**Goal**
Below are the records. Gather each line that holds "this".

**Listed records**
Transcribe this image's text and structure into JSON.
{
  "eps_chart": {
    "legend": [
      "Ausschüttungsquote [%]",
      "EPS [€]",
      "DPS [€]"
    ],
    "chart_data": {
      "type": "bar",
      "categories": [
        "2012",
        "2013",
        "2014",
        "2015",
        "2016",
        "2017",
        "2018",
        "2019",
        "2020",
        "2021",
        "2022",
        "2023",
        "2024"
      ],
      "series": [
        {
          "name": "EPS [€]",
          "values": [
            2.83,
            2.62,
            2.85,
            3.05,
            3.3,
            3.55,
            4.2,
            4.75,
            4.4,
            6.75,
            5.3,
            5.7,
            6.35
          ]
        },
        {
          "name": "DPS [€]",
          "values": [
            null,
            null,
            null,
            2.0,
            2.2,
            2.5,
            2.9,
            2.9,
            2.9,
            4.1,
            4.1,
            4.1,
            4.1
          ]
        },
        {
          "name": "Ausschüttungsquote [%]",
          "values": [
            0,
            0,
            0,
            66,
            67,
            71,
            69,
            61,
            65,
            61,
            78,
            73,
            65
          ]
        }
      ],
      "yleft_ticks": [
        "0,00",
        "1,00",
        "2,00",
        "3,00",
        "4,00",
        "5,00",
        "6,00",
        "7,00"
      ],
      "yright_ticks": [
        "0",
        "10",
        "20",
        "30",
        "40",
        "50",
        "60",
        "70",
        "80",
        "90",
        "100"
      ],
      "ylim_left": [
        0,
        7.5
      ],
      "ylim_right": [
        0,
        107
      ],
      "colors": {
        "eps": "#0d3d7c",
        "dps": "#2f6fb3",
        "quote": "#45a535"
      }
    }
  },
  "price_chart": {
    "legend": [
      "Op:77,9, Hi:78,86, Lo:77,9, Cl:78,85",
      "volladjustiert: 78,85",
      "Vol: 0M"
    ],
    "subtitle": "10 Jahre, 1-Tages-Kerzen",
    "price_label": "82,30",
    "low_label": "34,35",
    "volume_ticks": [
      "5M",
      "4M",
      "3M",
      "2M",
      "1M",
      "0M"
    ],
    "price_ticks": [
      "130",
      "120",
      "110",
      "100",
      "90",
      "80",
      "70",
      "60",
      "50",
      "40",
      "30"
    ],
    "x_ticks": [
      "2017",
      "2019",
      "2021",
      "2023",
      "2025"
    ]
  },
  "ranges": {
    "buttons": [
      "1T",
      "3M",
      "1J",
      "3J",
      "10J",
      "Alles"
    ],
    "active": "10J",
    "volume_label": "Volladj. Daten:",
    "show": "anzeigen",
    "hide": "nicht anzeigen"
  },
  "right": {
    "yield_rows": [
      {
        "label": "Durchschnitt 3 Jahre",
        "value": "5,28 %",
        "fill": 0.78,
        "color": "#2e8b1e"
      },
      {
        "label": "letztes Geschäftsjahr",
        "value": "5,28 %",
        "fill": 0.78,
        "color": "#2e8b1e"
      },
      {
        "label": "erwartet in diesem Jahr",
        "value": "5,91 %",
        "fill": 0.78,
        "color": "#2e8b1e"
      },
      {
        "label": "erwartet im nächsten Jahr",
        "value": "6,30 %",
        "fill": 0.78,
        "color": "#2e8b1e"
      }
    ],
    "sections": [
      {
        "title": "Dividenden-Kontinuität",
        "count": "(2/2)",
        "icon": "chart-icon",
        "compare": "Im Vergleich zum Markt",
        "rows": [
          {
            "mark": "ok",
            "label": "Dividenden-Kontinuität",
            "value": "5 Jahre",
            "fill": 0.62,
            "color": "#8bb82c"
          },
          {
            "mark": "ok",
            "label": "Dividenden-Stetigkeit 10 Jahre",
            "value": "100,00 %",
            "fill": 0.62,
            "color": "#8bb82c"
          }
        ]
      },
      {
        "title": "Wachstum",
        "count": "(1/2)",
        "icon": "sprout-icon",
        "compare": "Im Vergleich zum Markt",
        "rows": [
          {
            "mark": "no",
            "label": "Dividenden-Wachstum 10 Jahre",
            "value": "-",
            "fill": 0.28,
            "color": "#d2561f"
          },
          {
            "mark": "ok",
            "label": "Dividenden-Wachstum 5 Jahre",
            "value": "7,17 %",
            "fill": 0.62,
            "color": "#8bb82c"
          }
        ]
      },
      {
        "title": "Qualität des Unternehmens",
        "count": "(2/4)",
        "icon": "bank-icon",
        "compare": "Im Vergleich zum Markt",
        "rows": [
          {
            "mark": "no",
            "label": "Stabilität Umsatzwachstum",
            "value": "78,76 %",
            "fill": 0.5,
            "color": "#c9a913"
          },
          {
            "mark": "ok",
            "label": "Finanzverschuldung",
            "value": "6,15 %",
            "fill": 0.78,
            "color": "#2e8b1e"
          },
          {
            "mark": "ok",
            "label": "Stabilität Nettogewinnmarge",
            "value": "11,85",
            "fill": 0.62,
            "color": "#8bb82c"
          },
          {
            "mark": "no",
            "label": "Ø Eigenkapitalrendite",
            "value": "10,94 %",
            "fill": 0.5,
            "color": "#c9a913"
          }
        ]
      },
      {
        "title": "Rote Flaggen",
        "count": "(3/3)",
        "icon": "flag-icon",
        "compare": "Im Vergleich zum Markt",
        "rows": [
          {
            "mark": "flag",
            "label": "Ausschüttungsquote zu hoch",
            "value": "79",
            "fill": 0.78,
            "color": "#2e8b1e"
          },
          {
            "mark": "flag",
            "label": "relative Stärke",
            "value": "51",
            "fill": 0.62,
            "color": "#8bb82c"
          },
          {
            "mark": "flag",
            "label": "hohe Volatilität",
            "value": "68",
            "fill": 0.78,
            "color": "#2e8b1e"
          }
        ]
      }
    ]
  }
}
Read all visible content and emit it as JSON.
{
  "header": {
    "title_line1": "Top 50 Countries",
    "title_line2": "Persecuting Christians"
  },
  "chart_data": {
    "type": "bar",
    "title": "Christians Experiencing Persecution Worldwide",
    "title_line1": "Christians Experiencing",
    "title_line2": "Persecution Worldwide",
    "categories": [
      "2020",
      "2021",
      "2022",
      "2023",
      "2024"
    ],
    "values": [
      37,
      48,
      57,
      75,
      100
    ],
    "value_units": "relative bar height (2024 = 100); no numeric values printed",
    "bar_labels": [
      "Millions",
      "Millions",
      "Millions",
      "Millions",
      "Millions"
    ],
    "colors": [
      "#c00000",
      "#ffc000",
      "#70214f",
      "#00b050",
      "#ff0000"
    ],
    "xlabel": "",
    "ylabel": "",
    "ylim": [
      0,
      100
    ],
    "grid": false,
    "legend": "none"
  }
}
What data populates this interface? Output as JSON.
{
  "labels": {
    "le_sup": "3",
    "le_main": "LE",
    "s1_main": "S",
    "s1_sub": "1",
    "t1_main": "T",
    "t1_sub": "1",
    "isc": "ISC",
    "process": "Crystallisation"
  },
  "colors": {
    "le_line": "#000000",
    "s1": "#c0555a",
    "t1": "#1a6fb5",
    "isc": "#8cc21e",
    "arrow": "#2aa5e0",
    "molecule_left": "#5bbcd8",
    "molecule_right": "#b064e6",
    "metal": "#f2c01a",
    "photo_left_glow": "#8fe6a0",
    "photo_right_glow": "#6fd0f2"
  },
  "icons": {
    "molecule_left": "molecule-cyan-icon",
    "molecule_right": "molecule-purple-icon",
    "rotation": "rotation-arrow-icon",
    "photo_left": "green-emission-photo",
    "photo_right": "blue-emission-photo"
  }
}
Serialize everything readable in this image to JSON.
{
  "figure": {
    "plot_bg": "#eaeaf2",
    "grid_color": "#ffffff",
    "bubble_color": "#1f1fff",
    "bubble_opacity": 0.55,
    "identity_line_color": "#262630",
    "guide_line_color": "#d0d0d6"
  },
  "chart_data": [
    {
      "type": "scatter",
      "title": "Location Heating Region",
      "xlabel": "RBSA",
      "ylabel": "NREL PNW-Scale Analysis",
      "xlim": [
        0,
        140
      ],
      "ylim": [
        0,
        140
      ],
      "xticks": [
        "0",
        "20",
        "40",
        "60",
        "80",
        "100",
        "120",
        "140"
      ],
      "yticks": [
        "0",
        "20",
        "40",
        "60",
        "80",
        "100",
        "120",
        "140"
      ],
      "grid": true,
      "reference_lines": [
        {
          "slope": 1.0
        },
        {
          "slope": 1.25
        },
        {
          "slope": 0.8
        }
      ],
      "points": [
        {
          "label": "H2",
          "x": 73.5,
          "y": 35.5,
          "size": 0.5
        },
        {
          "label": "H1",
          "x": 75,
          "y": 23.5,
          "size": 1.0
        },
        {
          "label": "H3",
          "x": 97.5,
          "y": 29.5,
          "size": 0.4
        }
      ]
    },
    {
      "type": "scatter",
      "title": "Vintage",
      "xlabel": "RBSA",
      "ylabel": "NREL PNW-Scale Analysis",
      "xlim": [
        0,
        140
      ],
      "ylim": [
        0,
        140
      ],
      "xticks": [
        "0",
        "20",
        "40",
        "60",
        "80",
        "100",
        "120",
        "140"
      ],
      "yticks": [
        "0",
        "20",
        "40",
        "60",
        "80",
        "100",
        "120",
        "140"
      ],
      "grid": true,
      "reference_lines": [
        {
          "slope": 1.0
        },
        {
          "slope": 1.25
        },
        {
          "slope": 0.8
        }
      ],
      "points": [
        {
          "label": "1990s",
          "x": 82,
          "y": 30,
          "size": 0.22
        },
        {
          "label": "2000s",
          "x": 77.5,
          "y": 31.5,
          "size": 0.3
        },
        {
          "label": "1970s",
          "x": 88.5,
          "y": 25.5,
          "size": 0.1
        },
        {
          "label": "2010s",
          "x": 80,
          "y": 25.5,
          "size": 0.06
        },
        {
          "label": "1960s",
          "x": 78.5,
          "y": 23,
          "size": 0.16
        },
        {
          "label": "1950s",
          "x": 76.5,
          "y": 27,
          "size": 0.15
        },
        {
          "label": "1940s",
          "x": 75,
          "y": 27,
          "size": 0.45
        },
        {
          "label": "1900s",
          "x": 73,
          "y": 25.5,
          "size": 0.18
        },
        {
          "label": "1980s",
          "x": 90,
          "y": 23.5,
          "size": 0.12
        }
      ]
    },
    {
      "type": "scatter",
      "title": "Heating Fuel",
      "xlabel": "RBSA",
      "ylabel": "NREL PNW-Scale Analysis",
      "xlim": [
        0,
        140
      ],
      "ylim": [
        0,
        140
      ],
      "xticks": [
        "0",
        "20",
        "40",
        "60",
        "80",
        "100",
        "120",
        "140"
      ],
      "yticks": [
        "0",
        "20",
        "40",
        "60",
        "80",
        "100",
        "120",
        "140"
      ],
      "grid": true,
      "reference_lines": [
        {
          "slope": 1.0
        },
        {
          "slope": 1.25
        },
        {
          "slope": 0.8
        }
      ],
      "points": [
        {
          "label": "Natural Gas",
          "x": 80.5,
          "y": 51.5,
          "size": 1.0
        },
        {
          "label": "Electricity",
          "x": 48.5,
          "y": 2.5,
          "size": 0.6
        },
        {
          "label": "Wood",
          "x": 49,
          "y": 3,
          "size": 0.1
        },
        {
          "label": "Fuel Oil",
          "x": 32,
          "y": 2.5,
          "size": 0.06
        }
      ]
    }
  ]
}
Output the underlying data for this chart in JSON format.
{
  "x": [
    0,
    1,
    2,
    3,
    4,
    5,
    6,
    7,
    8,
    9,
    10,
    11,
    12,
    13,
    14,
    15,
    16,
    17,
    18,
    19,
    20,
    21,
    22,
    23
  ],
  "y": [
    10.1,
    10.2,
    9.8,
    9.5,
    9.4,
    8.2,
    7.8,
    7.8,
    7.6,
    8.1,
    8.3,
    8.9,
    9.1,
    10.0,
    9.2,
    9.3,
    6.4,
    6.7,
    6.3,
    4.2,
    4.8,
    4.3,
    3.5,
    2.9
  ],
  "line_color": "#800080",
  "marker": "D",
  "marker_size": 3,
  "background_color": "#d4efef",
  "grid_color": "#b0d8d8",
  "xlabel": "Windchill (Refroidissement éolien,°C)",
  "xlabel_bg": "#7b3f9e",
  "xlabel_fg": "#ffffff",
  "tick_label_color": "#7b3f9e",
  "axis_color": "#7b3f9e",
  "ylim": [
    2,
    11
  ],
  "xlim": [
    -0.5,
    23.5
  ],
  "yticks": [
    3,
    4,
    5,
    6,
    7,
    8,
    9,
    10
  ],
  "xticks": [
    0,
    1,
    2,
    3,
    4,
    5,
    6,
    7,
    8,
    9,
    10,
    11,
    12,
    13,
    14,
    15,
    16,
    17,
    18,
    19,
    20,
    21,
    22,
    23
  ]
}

**Response below**
Transcribe this image's text and structure into JSON.
What data populates this interface? Output as JSON.
Serialize everything readable in this image to JSON.
Output the underlying data for this chart in JSON format.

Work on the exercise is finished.